### Problem set
(a) Repeat everything in the neuroscience passage from "We’re entering the" down to "on the field?".
(b) According to the neuroscience passage, who has launched brain research projects in a little over a year?
(c) Please write the next part of the neuroscience passage, picking up after its final sentence.

We’re entering the era of big neuroscience. In a little over a year, the United States, Europe, Japan and Israel have launched brain research projects with big budgets and bold ambitions. Several other countries are expected to follow suit. But what has propelled neuroscience to the vanguard, and what impact will these initiatives have on the field?
“There is a revolution occurring in experimental neuroscience,” said session panelist William Newsome — Harman Family Provostial Professor and Professor of Neurobiology at the Stanford University School of Medicine, and Director, Stanford Neurosciences Institute. Newsome has also been integral to the U.S. BRAIN Initiative. Speaking ahead of the meeting, Newsome said, “There’s the potential for incredibly rapid progress because of new tools that have been invented in the last five to 10 years that are enabling neuroscientists to make measurements of the nervous system that were simply unimaginable 10 years ago. We could think of them in science fiction but we couldn’t think about them in science reality. Yet now these things are becoming reality because of the new technologies.”

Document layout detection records
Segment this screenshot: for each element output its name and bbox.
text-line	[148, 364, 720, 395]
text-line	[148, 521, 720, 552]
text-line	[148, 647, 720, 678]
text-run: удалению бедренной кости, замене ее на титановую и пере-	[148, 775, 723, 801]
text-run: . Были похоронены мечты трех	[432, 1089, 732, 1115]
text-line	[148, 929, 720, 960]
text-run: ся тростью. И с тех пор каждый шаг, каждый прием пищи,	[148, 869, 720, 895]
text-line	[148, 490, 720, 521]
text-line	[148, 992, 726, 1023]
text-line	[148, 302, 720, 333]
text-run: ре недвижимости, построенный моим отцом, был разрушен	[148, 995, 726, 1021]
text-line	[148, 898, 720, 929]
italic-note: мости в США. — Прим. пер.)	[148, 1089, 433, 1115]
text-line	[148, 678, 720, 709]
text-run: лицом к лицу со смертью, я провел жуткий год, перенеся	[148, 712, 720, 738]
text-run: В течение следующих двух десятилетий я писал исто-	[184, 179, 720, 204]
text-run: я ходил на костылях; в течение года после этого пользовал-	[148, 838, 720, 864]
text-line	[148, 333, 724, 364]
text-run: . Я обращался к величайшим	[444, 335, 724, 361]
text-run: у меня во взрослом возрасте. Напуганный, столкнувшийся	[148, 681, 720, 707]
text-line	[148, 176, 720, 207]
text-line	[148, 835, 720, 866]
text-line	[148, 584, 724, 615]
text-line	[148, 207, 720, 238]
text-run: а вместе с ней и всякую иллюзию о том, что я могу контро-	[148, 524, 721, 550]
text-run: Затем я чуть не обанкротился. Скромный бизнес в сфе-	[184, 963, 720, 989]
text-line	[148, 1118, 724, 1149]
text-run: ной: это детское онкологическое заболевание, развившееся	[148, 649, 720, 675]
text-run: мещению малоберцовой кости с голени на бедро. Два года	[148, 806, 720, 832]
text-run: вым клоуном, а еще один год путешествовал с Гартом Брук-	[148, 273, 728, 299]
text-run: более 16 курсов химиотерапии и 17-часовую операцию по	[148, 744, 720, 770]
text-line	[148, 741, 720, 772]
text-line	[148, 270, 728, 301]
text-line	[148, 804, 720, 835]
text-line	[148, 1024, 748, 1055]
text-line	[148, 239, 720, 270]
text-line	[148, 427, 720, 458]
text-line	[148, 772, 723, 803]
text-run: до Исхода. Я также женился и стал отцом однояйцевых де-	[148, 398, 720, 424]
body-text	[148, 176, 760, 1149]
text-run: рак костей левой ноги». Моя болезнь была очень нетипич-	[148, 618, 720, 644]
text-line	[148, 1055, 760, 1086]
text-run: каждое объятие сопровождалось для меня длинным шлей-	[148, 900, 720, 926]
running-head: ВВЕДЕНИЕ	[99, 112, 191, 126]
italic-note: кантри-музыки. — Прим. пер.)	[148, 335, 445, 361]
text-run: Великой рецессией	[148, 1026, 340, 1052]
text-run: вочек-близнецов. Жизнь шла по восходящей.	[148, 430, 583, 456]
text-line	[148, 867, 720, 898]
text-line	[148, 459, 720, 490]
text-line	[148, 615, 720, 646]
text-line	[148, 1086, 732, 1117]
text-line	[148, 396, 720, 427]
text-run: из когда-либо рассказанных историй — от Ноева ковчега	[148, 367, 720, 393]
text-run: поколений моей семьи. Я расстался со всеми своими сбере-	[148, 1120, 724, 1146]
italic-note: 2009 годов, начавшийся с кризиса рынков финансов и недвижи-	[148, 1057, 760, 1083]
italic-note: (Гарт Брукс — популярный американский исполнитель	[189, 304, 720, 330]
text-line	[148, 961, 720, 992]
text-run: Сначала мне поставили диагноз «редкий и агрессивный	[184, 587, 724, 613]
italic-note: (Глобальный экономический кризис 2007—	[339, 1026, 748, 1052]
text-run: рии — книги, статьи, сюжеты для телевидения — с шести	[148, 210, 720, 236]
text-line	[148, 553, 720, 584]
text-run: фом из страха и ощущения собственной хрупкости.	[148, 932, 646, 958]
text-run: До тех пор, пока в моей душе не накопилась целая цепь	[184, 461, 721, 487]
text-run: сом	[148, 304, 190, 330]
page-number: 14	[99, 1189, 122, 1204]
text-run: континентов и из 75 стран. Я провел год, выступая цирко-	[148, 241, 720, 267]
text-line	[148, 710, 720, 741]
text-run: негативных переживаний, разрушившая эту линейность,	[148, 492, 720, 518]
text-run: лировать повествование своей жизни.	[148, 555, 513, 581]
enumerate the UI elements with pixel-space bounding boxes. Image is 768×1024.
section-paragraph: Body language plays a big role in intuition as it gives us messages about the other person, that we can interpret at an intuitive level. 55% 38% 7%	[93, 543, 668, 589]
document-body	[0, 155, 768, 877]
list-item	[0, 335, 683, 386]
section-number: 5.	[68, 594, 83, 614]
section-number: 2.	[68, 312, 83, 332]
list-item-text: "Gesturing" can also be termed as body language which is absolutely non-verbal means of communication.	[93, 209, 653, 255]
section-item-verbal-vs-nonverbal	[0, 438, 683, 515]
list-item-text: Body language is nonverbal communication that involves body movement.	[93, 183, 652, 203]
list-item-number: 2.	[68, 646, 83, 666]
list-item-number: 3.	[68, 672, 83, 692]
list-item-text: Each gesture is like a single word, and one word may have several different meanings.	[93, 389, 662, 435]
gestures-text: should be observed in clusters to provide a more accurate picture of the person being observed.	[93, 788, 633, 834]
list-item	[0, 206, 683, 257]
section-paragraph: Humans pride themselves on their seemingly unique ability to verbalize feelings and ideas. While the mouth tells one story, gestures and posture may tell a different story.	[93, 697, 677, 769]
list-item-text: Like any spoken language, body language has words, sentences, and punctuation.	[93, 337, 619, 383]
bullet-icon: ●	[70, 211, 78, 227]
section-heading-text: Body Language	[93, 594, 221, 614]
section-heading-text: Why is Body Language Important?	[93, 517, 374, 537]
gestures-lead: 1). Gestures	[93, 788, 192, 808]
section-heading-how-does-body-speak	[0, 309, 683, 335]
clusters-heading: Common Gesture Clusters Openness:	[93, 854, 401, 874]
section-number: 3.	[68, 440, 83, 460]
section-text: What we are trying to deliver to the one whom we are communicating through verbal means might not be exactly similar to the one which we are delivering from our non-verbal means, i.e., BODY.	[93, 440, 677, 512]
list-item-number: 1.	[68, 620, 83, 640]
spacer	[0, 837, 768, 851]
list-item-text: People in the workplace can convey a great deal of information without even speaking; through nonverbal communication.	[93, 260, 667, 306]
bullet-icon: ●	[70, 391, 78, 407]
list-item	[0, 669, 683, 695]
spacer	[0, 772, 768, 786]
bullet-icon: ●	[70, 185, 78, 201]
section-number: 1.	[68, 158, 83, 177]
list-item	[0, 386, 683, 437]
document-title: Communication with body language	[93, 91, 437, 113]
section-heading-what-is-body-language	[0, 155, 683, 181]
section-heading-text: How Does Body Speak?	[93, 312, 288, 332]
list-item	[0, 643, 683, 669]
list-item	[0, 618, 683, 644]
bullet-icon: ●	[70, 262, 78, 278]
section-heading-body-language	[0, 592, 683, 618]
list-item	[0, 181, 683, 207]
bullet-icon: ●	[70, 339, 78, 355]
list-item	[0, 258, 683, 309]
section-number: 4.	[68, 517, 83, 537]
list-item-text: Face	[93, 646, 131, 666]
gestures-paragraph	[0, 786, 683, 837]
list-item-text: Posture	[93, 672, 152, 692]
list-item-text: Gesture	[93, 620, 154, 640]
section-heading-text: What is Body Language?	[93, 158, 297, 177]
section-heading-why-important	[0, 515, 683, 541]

### Responses by task
(a)
We’re entering the era of big neuroscience. In a little over a year, the United States, Europe, Japan and Israel have launched brain research projects with big budgets and bold ambitions. Several other countries are expected to follow suit. But what has propelled neuroscience to the vanguard, and what impact will these initiatives have on the field?

(b) The United States, Europe, Japan and Israel.

(c)
One of the issues facing these efforts: What is the best dynamic for conducting new and revolutionary research? “[W]e felt we needed strategic collaboration between clinicians and basic researchers,” said session panelist Hideyuki Okano — professor of physiology and the dean of the Graduate School of Medicine at Keio University, a member of the RIKEN Brain Science Institute, and one of two project leaders for Japan’s new national brain-mapping project, Brain/MINDS. “For example, using a transgenic marmoset model of Alzheimer’s disease, clinicians and basic researchers are working together to identify the changes in the brain’s circuitry during mild cognitive impairment and very early stages of Alzheimer’s. Such collaborations aim to develop preemptive treatments for this disease before the onset of cognitive impairment. … But we also think bottom-up development is important especially for new technologies for brain mapping. That’s why we also adapted this decentralization mechanism. Our strategy is to use centralization and decentralization in parallel.”
In some ways, neuroscience is learning to follow the lead of other fields, according to Sean Hill — Titular Professor at the Brain Mind Institute at the École Polytechnique Fédérale de Lausanne (EPFL), co-director of the Blue Brain Project and co-director of neuroinformatics in the Human Brain Project (HBP). Hill also serves as the scientific director of the International Neuroinformatics Coordinating Facility (INCF) at the Karolinska Institutet in Stockholm, Sweden. Hill said neuroscience should follow the lead of physics and astronomy, two fields that have a strong track record of bringing together and funding large, multidisciplinary teams of researchers to study complex phenomena.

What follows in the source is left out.